▶ _REQUIRED WORK_
Starting at the row that contains "x-tick-label: 1999 xyxy=(270,925,303,936)" and ending at the row that contains "x-tick-label: 2005 xyxy=(707,286,741,297)", rewrite those rows as a JSON list of strings, one string per row, with blank lines left out.

▶ _DATASET RECORDS_

%%

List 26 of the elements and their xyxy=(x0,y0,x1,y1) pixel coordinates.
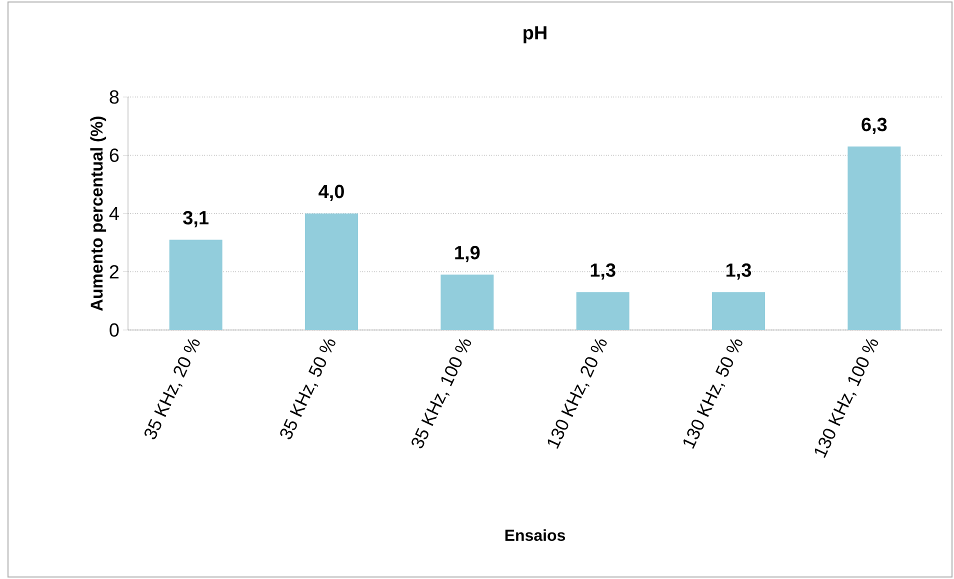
bar xyxy=(169,240,222,330)
data-label: 1,9 xyxy=(455,246,480,262)
chart-title: pH xyxy=(524,26,546,44)
x-tick-label: 35 KHz, 50 % xyxy=(280,338,336,440)
data-label: 6,3 xyxy=(862,118,887,134)
x-tick-label: 130 KHz, 100 % xyxy=(814,338,878,458)
bar xyxy=(440,274,494,330)
bar xyxy=(848,146,901,330)
x-axis-title: Ensaios xyxy=(505,529,566,541)
x-tick-label: 35 KHz, 100 % xyxy=(412,338,472,448)
bar xyxy=(712,292,766,330)
x-tick-label: 130 KHz, 50 % xyxy=(683,338,742,449)
y-axis-title: Aumento percentual (%) xyxy=(90,116,106,311)
y-tick-label: 6 xyxy=(110,148,119,162)
bar xyxy=(576,292,630,330)
x-tick-label: 130 KHz, 20 % xyxy=(548,338,607,449)
y-tick-label: 2 xyxy=(110,265,119,278)
x-tick-label: 35 KHz, 20 % xyxy=(144,338,200,440)
y-tick-label: 8 xyxy=(110,90,119,104)
data-label: 1,3 xyxy=(726,263,752,280)
y-tick-label: 0 xyxy=(110,323,119,337)
y-tick-label: 4 xyxy=(109,206,119,220)
bar xyxy=(305,214,358,330)
data-label: 4,0 xyxy=(318,184,344,201)
data-label: 1,3 xyxy=(590,263,616,280)
data-label: 3,1 xyxy=(183,210,209,228)
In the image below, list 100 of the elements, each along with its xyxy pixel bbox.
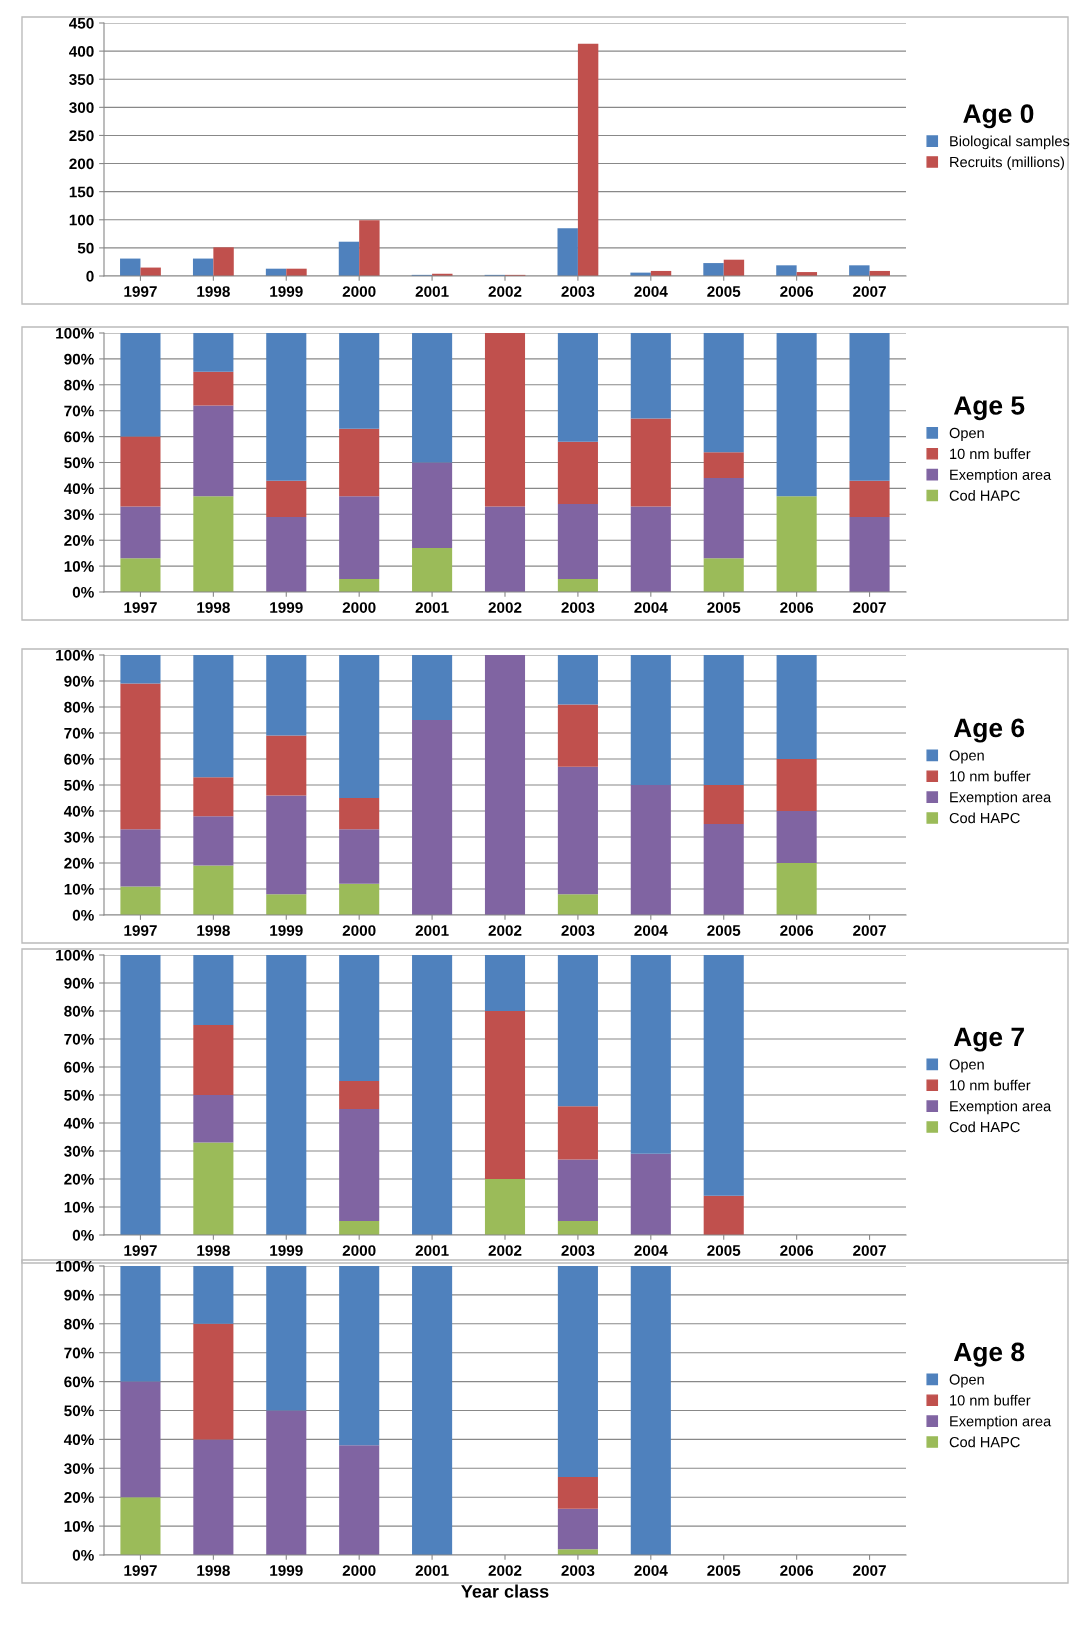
x-tick-label: 1999 xyxy=(270,925,303,936)
x-tick-label: 2001 xyxy=(415,602,449,613)
x-tick-label: 2006 xyxy=(780,602,814,613)
y-tick-label: 40% xyxy=(63,483,94,495)
y-tick-label: 70% xyxy=(64,727,94,739)
x-tick-label: 1999 xyxy=(270,286,303,297)
legend-label: 10 nm buffer xyxy=(950,448,1031,460)
x-tick-label: 1997 xyxy=(124,602,157,613)
legend-label: Open xyxy=(949,750,984,764)
x-tick-label: 1997 xyxy=(124,1245,157,1256)
y-tick-label: 70% xyxy=(64,405,94,417)
x-tick-label: 1999 xyxy=(270,1565,303,1576)
y-tick-label: 100% xyxy=(56,327,94,339)
x-tick-label: 2007 xyxy=(853,1245,886,1256)
x-tick-label: 2000 xyxy=(342,602,376,613)
y-tick-label: 450 xyxy=(69,17,94,29)
legend-label: Cod HAPC xyxy=(949,1436,1020,1448)
y-tick-label: 200 xyxy=(69,158,94,170)
legend-label: Cod HAPC xyxy=(949,490,1020,501)
legend-label: Open xyxy=(949,427,984,442)
y-tick-label: 50% xyxy=(64,457,94,469)
y-tick-label: 20% xyxy=(64,857,94,869)
x-tick-label: 2002 xyxy=(488,925,522,936)
x-tick-label: 2001 xyxy=(415,286,449,297)
x-tick-label: 2005 xyxy=(707,925,741,936)
y-tick-label: 70% xyxy=(64,1033,94,1045)
x-tick-label: 2001 xyxy=(415,925,449,936)
x-tick-label: 2007 xyxy=(853,286,886,297)
y-tick-label: 0% xyxy=(72,1549,94,1561)
legend-title: Age 0 xyxy=(963,104,1034,129)
y-tick-label: 0% xyxy=(72,909,94,921)
y-tick-label: 30% xyxy=(64,831,94,843)
y-tick-label: 80% xyxy=(64,379,94,391)
x-tick-label: 2006 xyxy=(780,925,814,936)
x-tick-label: 2004 xyxy=(634,286,668,297)
legend-label: 10 nm buffer xyxy=(950,1394,1031,1406)
y-tick-label: 20% xyxy=(64,535,94,546)
y-tick-label: 10% xyxy=(64,1520,94,1532)
y-tick-label: 0% xyxy=(72,586,94,598)
y-tick-label: 400 xyxy=(69,45,94,57)
x-tick-label: 2000 xyxy=(342,925,376,936)
y-tick-label: 40% xyxy=(63,805,94,817)
x-tick-label: 2003 xyxy=(561,1565,595,1576)
legend-label: Exemption area xyxy=(950,1100,1052,1115)
legend-title: Age 8 xyxy=(953,1342,1025,1367)
x-axis-title: Year class xyxy=(461,1584,549,1598)
x-tick-label: 2005 xyxy=(707,602,741,613)
y-tick-label: 150 xyxy=(69,186,94,198)
y-tick-label: 60% xyxy=(64,1376,94,1388)
x-tick-label: 2000 xyxy=(342,286,376,297)
legend-title: Age 7 xyxy=(953,1027,1024,1052)
y-tick-label: 80% xyxy=(64,1318,94,1330)
y-tick-label: 90% xyxy=(64,977,94,989)
y-tick-label: 100 xyxy=(69,214,94,226)
x-tick-label: 2002 xyxy=(488,602,522,613)
x-tick-label: 2005 xyxy=(707,286,741,297)
y-tick-label: 0 xyxy=(86,270,94,282)
x-tick-label: 2005 xyxy=(707,1245,741,1256)
x-tick-label: 2003 xyxy=(561,1245,595,1256)
legend-label: Exemption area xyxy=(950,791,1052,806)
x-tick-label: 2001 xyxy=(415,1245,449,1256)
x-tick-label: 2003 xyxy=(561,286,595,297)
legend-label: 10 nm buffer xyxy=(950,1079,1031,1091)
x-tick-label: 2002 xyxy=(488,286,522,297)
legend-label: Open xyxy=(949,1374,984,1388)
y-tick-label: 40% xyxy=(63,1434,94,1446)
x-tick-label: 2004 xyxy=(634,1245,668,1256)
y-tick-label: 50% xyxy=(64,1089,94,1101)
x-tick-label: 1998 xyxy=(197,1245,230,1256)
x-tick-label: 1999 xyxy=(270,1245,303,1256)
y-tick-label: 100% xyxy=(56,649,94,661)
x-tick-label: 1997 xyxy=(124,286,157,297)
x-tick-label: 1999 xyxy=(270,602,303,613)
y-tick-label: 90% xyxy=(64,675,94,687)
x-tick-label: 2006 xyxy=(780,1245,814,1256)
y-tick-label: 20% xyxy=(64,1173,94,1185)
y-tick-label: 90% xyxy=(64,353,94,365)
y-tick-label: 100% xyxy=(56,1260,94,1272)
legend-label: Exemption area xyxy=(950,1415,1052,1430)
y-tick-label: 50% xyxy=(64,1405,94,1417)
x-tick-label: 1998 xyxy=(197,925,230,936)
x-tick-label: 1998 xyxy=(197,286,230,297)
y-tick-label: 100% xyxy=(56,949,94,961)
x-tick-label: 2002 xyxy=(488,1565,522,1576)
y-tick-label: 30% xyxy=(64,509,94,521)
y-tick-label: 10% xyxy=(64,1201,94,1213)
y-tick-label: 350 xyxy=(69,74,94,85)
y-tick-label: 30% xyxy=(64,1463,94,1475)
y-tick-label: 60% xyxy=(64,431,94,443)
legend-label: 10 nm buffer xyxy=(950,770,1031,782)
x-tick-label: 2004 xyxy=(634,602,668,613)
y-tick-label: 80% xyxy=(64,1005,94,1017)
y-tick-label: 60% xyxy=(64,1061,94,1073)
x-tick-label: 2006 xyxy=(780,286,814,297)
x-tick-label: 2007 xyxy=(853,1565,886,1576)
x-tick-label: 2003 xyxy=(561,925,595,936)
legend-title: Age 5 xyxy=(953,396,1025,421)
x-tick-label: 2002 xyxy=(488,1245,522,1256)
y-tick-label: 80% xyxy=(64,701,94,713)
y-tick-label: 90% xyxy=(64,1289,94,1301)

%%

▶ _RESPONSE TO THE EXERCISE_
[
  "x-tick-label: 1999 xyxy=(270,925,303,936)",
  "x-tick-label: 2001 xyxy=(415,602,449,613)",
  "x-tick-label: 2006 xyxy=(780,602,814,613)",
  "y-tick-label: 40% xyxy=(63,483,94,495)",
  "y-tick-label: 70% xyxy=(64,727,94,739)",
  "x-tick-label: 1999 xyxy=(270,286,303,297)",
  "legend-label: 10 nm buffer xyxy=(950,448,1031,460)",
  "x-tick-label: 1997 xyxy=(124,602,157,613)",
  "legend-label: Open xyxy=(949,750,984,764)",
  "x-tick-label: 1997 xyxy=(124,1245,157,1256)",
  "y-tick-label: 70% xyxy=(64,405,94,417)",
  "x-tick-label: 1999 xyxy=(270,1565,303,1576)",
  "y-tick-label: 100% xyxy=(56,327,94,339)",
  "x-tick-label: 2007 xyxy=(853,1245,886,1256)",
  "x-tick-label: 2000 xyxy=(342,602,376,613)",
  "y-tick-label: 450 xyxy=(69,17,94,29)",
  "legend-label: Cod HAPC xyxy=(949,1436,1020,1448)",
  "y-tick-label: 200 xyxy=(69,158,94,170)",
  "legend-label: Cod HAPC xyxy=(949,490,1020,501)",
  "legend-label: Open xyxy=(949,427,984,442)",
  "y-tick-label: 50% xyxy=(64,457,94,469)",
  "y-tick-label: 20% xyxy=(64,857,94,869)",
  "x-tick-label: 2002 xyxy=(488,925,522,936)",
  "x-tick-label: 2001 xyxy=(415,286,449,297)",
  "x-tick-label: 2005 xyxy=(707,925,741,936)",
  "y-tick-label: 70% xyxy=(64,1033,94,1045)",
  "x-tick-label: 2001 xyxy=(415,925,449,936)",
  "x-tick-label: 2007 xyxy=(853,286,886,297)",
  "y-tick-label: 0% xyxy=(72,1549,94,1561)",
  "legend-title: Age 0 xyxy=(963,104,1034,129)",
  "y-tick-label: 0% xyxy=(72,909,94,921)",
  "y-tick-label: 30% xyxy=(64,831,94,843)",
  "y-tick-label: 80% xyxy=(64,379,94,391)",
  "x-tick-label: 2006 xyxy=(780,925,814,936)",
  "x-tick-label: 2004 xyxy=(634,286,668,297)",
  "legend-label: 10 nm buffer xyxy=(950,1394,1031,1406)",
  "y-tick-label: 20% xyxy=(64,535,94,546)",
  "y-tick-label: 10% xyxy=(64,1520,94,1532)",
  "y-tick-label: 0% xyxy=(72,586,94,598)",
  "y-tick-label: 400 xyxy=(69,45,94,57)",
  "x-tick-label: 2000 xyxy=(342,925,376,936)",
  "y-tick-label: 40% xyxy=(63,805,94,817)",
  "x-tick-label: 2003 xyxy=(561,1565,595,1576)",
  "legend-label: Exemption area xyxy=(950,1100,1052,1115)",
  "legend-title: Age 8 xyxy=(953,1342,1025,1367)",
  "x-axis-title: Year class xyxy=(461,1584,549,1598)",
  "x-tick-label: 2005 xyxy=(707,602,741,613)",
  "y-tick-label: 150 xyxy=(69,186,94,198)",
  "y-tick-label: 60% xyxy=(64,1376,94,1388)",
  "x-tick-label: 2000 xyxy=(342,286,376,297)",
  "legend-title: Age 7 xyxy=(953,1027,1024,1052)",
  "y-tick-label: 80% xyxy=(64,1318,94,1330)",
  "y-tick-label: 90% xyxy=(64,977,94,989)",
  "y-tick-label: 100 xyxy=(69,214,94,226)",
  "x-tick-label: 2002 xyxy=(488,602,522,613)",
  "x-tick-label: 2005 xyxy=(707,286,741,297)"
]